| Exercise |
Make an exact copy of the listing below.

[Extracted data entries]
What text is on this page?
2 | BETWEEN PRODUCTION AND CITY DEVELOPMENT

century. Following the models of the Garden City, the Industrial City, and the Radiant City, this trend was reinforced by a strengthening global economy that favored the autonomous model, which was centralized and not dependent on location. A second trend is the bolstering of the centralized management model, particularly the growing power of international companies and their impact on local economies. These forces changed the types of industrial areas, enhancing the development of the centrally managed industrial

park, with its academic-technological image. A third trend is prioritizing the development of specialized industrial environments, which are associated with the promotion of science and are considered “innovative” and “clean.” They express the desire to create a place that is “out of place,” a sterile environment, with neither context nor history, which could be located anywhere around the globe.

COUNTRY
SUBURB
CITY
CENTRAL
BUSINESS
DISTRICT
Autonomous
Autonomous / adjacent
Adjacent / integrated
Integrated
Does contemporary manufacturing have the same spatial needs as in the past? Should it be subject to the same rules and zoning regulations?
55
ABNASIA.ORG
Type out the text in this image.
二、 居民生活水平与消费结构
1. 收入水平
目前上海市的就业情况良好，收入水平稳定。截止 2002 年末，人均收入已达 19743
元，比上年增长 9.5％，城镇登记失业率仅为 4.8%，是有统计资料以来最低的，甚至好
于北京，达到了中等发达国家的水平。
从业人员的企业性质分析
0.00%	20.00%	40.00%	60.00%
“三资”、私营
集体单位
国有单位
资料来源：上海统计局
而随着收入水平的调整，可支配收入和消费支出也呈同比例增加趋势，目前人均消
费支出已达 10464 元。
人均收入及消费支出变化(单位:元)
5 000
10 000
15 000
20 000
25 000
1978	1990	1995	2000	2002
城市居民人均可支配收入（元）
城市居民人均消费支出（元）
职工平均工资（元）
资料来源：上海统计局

| Solution to this exercise |
What text is on this page?
2 | BETWEEN PRODUCTION AND CITY DEVELOPMENT

century. Following the models of the Garden City, the Industrial City, and the Radiant City, this trend was reinforced by a strengthening global economy that favored the autonomous model, which was centralized and not dependent on location. A second trend is the bolstering of the centralized management model, particularly the growing power of international companies and their impact on local economies. These forces changed the types of industrial areas, enhancing the development of the centrally managed industrial

park, with its academic-technological image. A third trend is prioritizing the development of specialized industrial environments, which are associated with the promotion of science and are considered “innovative” and “clean.” They express the desire to create a place that is “out of place,” a sterile environment, with neither context nor history, which could be located anywhere around the globe.

COUNTRY
SUBURB
CITY
CENTRAL
BUSINESS
DISTRICT
Autonomous
Autonomous / adjacent
Adjacent / integrated
Integrated
Does contemporary manufacturing have the same spatial needs as in the past? Should it be subject to the same rules and zoning regulations?
55
ABNASIA.ORG
Type out the text in this image.
二、 居民生活水平与消费结构
1. 收入水平
目前上海市的就业情况良好，收入水平稳定。截止 2002 年末，人均收入已达 19743
元，比上年增长 9.5％，城镇登记失业率仅为 4.8%，是有统计资料以来最低的，甚至好
于北京，达到了中等发达国家的水平。
从业人员的企业性质分析
0.00%	20.00%	40.00%	60.00%
“三资”、私营
集体单位
国有单位
资料来源：上海统计局
而随着收入水平的调整，可支配收入和消费支出也呈同比例增加趋势，目前人均消
费支出已达 10464 元。
人均收入及消费支出变化(单位:元)
5 000
10 000
15 000
20 000
25 000
1978	1990	1995	2000	2002
城市居民人均可支配收入（元）
城市居民人均消费支出（元）
职工平均工资（元）
资料来源：上海统计局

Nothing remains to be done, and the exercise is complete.